(EXERCISE): Tally the lines that include "skip". Output the number only.

(RAW RECORDS):
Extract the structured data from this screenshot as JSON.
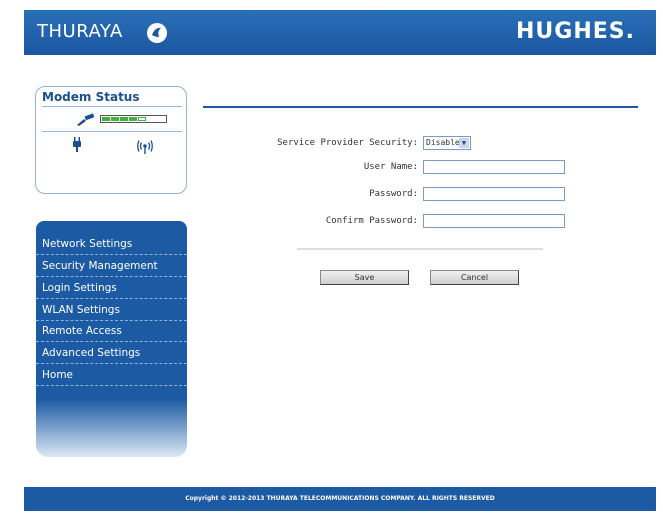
{
  "header": {
    "brand_left": "THURAYA",
    "brand_right": "HUGHES."
  },
  "modem_status": {
    "title": "Modem Status",
    "signal_level_fraction": 0.6
  },
  "sidebar": {
    "items": [
      {
        "label": "Network Settings"
      },
      {
        "label": "Security Management"
      },
      {
        "label": "Login Settings"
      },
      {
        "label": "WLAN Settings"
      },
      {
        "label": "Remote Access"
      },
      {
        "label": "Advanced Settings"
      },
      {
        "label": "Home"
      }
    ]
  },
  "form": {
    "security_label": "Service Provider Security:",
    "security_value": "Disable",
    "username_label": "User Name:",
    "username_value": "",
    "password_label": "Password:",
    "password_value": "",
    "confirm_label": "Confirm Password:",
    "confirm_value": ""
  },
  "buttons": {
    "save_label": "Save",
    "cancel_label": "Cancel"
  },
  "footer": {
    "copyright": "Copyright © 2012-2013 THURAYA TELECOMMUNICATIONS COMPANY. ALL RIGHTS RESERVED"
  },
  "colors": {
    "brand_blue": "#1c5aa3",
    "signal_green": "#3cb43c"
  }
}
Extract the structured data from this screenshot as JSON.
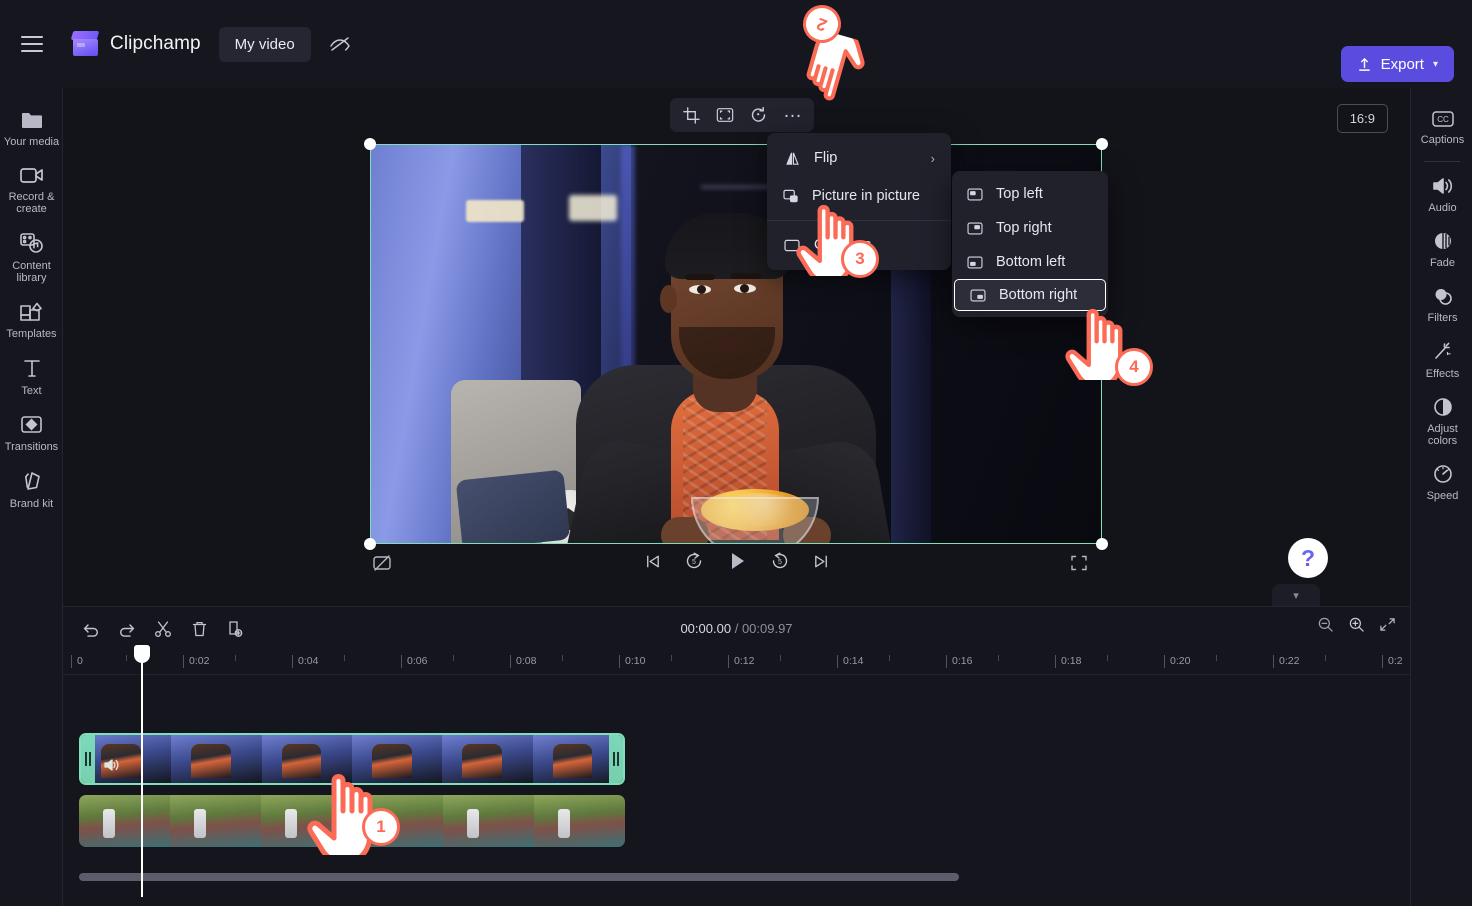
{
  "app": {
    "brand": "Clipchamp",
    "project_name": "My video",
    "export_label": "Export"
  },
  "topbar": {
    "menu_icon": "hamburger-icon",
    "logo_icon": "clipchamp-logo-icon",
    "eye_off_icon": "eye-off-icon",
    "export_icon": "upload-icon",
    "export_chevron": "chevron-down-icon"
  },
  "left_rail": {
    "items": [
      {
        "label": "Your media",
        "icon": "folder-icon"
      },
      {
        "label": "Record & create",
        "icon": "video-camera-icon"
      },
      {
        "label": "Content library",
        "icon": "content-library-icon"
      },
      {
        "label": "Templates",
        "icon": "templates-icon"
      },
      {
        "label": "Text",
        "icon": "text-icon"
      },
      {
        "label": "Transitions",
        "icon": "transitions-icon"
      },
      {
        "label": "Brand kit",
        "icon": "brand-kit-icon"
      }
    ],
    "collapse_icon": "chevron-right-icon"
  },
  "right_rail": {
    "items": [
      {
        "label": "Captions",
        "icon": "cc-icon"
      },
      {
        "label": "Audio",
        "icon": "speaker-icon"
      },
      {
        "label": "Fade",
        "icon": "fade-icon"
      },
      {
        "label": "Filters",
        "icon": "filters-icon"
      },
      {
        "label": "Effects",
        "icon": "magic-wand-icon"
      },
      {
        "label": "Adjust colors",
        "icon": "contrast-icon"
      },
      {
        "label": "Speed",
        "icon": "speedometer-icon"
      }
    ],
    "collapse_icon": "chevron-left-icon"
  },
  "stage": {
    "aspect_ratio": "16:9",
    "float_toolbar": [
      {
        "icon": "crop-icon",
        "name": "crop-button"
      },
      {
        "icon": "fit-icon",
        "name": "fit-button"
      },
      {
        "icon": "rotate-icon",
        "name": "rotate-button"
      },
      {
        "icon": "more-icon",
        "name": "more-options-button",
        "glyph": "…"
      }
    ],
    "selection_color": "#7fe0b8"
  },
  "context_menu": {
    "items": [
      {
        "label": "Flip",
        "icon": "flip-icon",
        "has_submenu": true
      },
      {
        "label": "Picture in picture",
        "icon": "picture-in-picture-icon",
        "has_submenu": true
      },
      {
        "label": "Captions",
        "icon": "captions-icon",
        "has_submenu": false
      }
    ],
    "arrow_glyph": "›"
  },
  "submenu": {
    "items": [
      {
        "label": "Top left",
        "icon": "pip-top-left-icon",
        "selected": false
      },
      {
        "label": "Top right",
        "icon": "pip-top-right-icon",
        "selected": false
      },
      {
        "label": "Bottom left",
        "icon": "pip-bottom-left-icon",
        "selected": false
      },
      {
        "label": "Bottom right",
        "icon": "pip-bottom-right-icon",
        "selected": true
      }
    ]
  },
  "player": {
    "captions_toggle_icon": "captions-off-icon",
    "controls": [
      {
        "icon": "skip-start-icon",
        "name": "skip-to-start-button"
      },
      {
        "icon": "rewind-5-icon",
        "name": "rewind-5s-button",
        "label": "5"
      },
      {
        "icon": "play-icon",
        "name": "play-button"
      },
      {
        "icon": "forward-5-icon",
        "name": "forward-5s-button",
        "label": "5"
      },
      {
        "icon": "skip-end-icon",
        "name": "skip-to-end-button"
      }
    ],
    "fullscreen_icon": "fullscreen-icon",
    "help_glyph": "?",
    "collapse_icon": "chevron-down-icon"
  },
  "timeline": {
    "tools": [
      {
        "icon": "undo-icon",
        "name": "undo-button"
      },
      {
        "icon": "redo-icon",
        "name": "redo-button"
      },
      {
        "icon": "scissors-icon",
        "name": "split-button"
      },
      {
        "icon": "trash-icon",
        "name": "delete-button"
      },
      {
        "icon": "duplicate-icon",
        "name": "duplicate-button"
      }
    ],
    "current_time": "00:00.00",
    "total_time": "00:09.97",
    "time_separator": "/",
    "zoom_out_icon": "zoom-out-icon",
    "zoom_in_icon": "zoom-in-icon",
    "fit_icon": "fit-timeline-icon",
    "ruler_labels": [
      "0",
      "0:02",
      "0:04",
      "0:06",
      "0:08",
      "0:10",
      "0:12",
      "0:14",
      "0:16",
      "0:18",
      "0:20",
      "0:22",
      "0:2"
    ],
    "tracks": [
      {
        "name": "video-clip-top",
        "selected": true,
        "has_audio_icon": true
      },
      {
        "name": "video-clip-bottom",
        "selected": false,
        "has_audio_icon": false
      }
    ]
  },
  "annotations": [
    {
      "number": "1",
      "name": "step-1-badge"
    },
    {
      "number": "2",
      "name": "step-2-badge"
    },
    {
      "number": "3",
      "name": "step-3-badge"
    },
    {
      "number": "4",
      "name": "step-4-badge"
    }
  ],
  "colors": {
    "accent": "#5b4ce0",
    "selection": "#7fe0b8",
    "annotation": "#fb6b55",
    "background": "#13131a",
    "panel": "#16161e"
  }
}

(SOLUTION TO THIS TASK): 4